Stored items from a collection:
+ + + +

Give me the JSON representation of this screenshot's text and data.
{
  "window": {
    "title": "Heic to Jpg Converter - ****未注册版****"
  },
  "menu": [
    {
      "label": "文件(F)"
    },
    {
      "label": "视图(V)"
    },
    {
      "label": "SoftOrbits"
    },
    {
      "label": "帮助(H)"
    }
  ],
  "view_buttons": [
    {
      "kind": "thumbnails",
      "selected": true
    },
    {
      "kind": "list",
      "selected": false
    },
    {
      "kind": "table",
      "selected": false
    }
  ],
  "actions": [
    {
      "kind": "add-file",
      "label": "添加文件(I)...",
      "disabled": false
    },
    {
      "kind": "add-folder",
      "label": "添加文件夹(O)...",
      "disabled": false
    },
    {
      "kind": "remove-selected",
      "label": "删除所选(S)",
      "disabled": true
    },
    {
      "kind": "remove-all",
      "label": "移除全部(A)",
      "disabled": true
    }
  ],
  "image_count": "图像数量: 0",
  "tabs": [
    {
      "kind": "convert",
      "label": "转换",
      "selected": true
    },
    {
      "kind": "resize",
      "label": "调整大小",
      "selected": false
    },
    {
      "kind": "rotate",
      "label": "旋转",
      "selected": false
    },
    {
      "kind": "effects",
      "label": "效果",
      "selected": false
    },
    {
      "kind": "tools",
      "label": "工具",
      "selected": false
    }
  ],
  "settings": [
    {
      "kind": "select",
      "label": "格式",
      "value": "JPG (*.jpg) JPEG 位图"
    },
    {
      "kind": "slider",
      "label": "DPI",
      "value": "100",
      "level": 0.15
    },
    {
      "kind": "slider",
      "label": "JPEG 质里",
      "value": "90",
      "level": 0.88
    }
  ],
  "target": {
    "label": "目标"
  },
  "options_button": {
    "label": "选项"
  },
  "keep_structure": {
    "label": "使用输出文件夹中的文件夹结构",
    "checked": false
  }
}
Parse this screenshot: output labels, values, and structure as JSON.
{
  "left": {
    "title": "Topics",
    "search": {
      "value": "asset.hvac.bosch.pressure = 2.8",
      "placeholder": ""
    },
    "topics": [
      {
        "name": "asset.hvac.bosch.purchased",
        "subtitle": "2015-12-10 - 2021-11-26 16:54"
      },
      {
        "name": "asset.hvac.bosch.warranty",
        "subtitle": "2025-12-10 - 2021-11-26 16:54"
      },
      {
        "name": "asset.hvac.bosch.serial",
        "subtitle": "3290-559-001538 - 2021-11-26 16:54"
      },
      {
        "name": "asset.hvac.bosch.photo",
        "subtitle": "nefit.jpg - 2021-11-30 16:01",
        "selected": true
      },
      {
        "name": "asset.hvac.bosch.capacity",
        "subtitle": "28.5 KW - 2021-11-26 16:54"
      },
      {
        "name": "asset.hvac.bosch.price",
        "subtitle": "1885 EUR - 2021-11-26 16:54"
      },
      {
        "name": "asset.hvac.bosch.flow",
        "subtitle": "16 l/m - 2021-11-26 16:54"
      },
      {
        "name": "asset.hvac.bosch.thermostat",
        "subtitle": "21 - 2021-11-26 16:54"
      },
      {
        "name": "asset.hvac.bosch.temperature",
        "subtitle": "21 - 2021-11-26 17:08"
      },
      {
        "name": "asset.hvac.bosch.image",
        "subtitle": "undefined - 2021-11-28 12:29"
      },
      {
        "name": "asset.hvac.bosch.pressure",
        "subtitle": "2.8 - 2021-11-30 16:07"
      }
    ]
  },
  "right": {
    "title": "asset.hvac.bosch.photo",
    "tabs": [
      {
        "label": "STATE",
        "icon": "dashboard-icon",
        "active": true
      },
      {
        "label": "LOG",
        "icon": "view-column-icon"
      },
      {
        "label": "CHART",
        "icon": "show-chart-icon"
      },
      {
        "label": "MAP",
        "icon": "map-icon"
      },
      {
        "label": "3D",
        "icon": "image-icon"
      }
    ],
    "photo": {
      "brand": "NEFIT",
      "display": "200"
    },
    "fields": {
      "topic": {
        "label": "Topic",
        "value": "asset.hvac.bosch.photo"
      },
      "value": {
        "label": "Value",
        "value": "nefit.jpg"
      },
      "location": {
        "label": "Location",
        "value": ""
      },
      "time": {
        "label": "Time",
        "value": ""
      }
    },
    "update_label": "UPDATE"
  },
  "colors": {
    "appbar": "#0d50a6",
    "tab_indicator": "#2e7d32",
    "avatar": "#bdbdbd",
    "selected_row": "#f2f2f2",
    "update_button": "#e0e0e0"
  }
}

+ + + +

> **THE EXERCISE**
Search the entries for the string "icon" and collect each line that has it.

> **TASK OUTPUT**
        "icon": "dashboard-icon",
        "icon": "view-column-icon"
        "icon": "show-chart-icon"
        "icon": "map-icon"
        "icon": "image-icon"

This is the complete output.